**Exercise requirements**.
Wherever the string "group" shows up in the data below, copy the whole line.

**Document transcription data**.
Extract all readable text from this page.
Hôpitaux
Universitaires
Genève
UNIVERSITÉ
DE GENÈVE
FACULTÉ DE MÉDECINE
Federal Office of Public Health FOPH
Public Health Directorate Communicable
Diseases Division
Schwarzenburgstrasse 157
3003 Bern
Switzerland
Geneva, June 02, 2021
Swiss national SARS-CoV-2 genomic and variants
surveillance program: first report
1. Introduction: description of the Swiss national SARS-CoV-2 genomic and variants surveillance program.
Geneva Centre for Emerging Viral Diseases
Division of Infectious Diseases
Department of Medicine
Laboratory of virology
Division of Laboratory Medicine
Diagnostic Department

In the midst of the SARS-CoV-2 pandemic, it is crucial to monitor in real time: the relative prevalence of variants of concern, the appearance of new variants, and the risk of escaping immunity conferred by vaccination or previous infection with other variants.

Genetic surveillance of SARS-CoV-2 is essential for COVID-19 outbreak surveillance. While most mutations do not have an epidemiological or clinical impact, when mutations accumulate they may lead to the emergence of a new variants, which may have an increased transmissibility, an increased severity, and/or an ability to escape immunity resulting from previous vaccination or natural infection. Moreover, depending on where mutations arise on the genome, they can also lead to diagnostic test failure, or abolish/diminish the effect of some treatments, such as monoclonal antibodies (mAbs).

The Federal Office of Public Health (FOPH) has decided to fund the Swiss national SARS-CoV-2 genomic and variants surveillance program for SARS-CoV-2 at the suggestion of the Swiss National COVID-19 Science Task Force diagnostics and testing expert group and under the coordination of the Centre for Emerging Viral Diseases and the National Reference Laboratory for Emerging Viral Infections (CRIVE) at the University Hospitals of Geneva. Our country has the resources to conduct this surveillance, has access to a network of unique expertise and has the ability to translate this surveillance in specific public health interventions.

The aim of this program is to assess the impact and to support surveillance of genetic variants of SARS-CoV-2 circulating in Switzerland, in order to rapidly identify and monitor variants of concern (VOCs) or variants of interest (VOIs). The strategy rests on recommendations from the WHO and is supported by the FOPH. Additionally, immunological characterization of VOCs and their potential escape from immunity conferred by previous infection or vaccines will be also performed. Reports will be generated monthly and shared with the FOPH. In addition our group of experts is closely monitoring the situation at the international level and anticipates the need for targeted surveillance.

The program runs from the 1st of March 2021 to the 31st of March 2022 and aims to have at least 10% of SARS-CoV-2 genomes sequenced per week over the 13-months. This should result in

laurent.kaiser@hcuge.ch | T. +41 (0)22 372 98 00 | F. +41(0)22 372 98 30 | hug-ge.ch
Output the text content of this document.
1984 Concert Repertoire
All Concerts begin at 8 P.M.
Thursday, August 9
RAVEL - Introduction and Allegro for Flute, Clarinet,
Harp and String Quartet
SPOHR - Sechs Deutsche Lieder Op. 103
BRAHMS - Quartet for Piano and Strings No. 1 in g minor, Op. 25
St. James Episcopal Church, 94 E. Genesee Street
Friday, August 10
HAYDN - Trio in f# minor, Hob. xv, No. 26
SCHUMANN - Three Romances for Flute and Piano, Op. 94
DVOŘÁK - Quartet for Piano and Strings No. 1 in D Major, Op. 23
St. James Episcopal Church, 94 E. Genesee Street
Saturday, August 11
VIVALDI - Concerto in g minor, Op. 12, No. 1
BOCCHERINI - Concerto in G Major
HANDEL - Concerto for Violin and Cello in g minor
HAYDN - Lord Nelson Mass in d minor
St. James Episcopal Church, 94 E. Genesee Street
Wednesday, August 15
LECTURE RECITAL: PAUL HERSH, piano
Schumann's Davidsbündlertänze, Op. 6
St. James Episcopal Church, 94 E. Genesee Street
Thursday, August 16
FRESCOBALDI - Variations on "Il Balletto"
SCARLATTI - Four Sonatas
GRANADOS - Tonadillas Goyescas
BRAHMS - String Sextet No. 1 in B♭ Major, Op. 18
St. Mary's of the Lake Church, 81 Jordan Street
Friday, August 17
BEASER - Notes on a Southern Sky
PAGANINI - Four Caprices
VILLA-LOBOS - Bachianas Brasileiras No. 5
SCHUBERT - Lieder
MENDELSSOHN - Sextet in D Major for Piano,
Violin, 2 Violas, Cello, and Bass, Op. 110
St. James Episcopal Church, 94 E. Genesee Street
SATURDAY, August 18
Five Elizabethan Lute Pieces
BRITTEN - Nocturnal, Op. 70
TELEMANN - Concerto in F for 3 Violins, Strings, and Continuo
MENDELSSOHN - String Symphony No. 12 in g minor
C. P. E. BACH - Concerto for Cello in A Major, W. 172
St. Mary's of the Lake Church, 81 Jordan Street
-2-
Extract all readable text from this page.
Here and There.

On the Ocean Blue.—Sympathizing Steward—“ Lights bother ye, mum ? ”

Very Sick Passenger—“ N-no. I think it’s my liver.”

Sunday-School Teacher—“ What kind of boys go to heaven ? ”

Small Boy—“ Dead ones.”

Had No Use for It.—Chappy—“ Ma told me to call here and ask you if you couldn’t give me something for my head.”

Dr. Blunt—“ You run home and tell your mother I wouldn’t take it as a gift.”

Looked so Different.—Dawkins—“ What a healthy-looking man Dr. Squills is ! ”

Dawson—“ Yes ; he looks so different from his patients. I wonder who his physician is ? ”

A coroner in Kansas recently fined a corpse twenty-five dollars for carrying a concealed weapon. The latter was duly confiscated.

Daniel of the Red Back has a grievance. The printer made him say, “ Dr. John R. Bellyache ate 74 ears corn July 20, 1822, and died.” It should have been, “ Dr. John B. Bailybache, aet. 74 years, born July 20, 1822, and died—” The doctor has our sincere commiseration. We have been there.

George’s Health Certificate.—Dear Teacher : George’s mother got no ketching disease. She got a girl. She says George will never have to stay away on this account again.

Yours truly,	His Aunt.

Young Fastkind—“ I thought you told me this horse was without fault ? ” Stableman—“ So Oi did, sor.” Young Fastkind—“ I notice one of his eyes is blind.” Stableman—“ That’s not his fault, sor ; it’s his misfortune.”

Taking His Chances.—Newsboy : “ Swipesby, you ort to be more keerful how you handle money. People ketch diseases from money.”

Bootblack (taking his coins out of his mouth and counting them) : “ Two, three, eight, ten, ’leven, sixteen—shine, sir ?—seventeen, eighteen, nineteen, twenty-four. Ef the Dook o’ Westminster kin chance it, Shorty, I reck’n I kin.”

**Exercise solution**.
The Federal Office of Public Health (FOPH) has decided to fund the Swiss national SARS-CoV-2 genomic and variants surveillance program for SARS-CoV-2 at the suggestion of the Swiss National COVID-19 Science Task Force diagnostics and testing expert group and under the coordination of the Centre for Emerging Viral Diseases and the National Reference Laboratory for Emerging Viral Infections (CRIVE) at the University Hospitals of Geneva. Our country has the resources to conduct this surveillance, has access to a network of unique expertise and has the ability to translate this surveillance in specific public health interventions.
The aim of this program is to assess the impact and to support surveillance of genetic variants of SARS-CoV-2 circulating in Switzerland, in order to rapidly identify and monitor variants of concern (VOCs) or variants of interest (VOIs). The strategy rests on recommendations from the WHO and is supported by the FOPH. Additionally, immunological characterization of VOCs and their potential escape from immunity conferred by previous infection or vaccines will be also performed. Reports will be generated monthly and shared with the FOPH. In addition our group of experts is closely monitoring the situation at the international level and anticipates the need for targeted surveillance.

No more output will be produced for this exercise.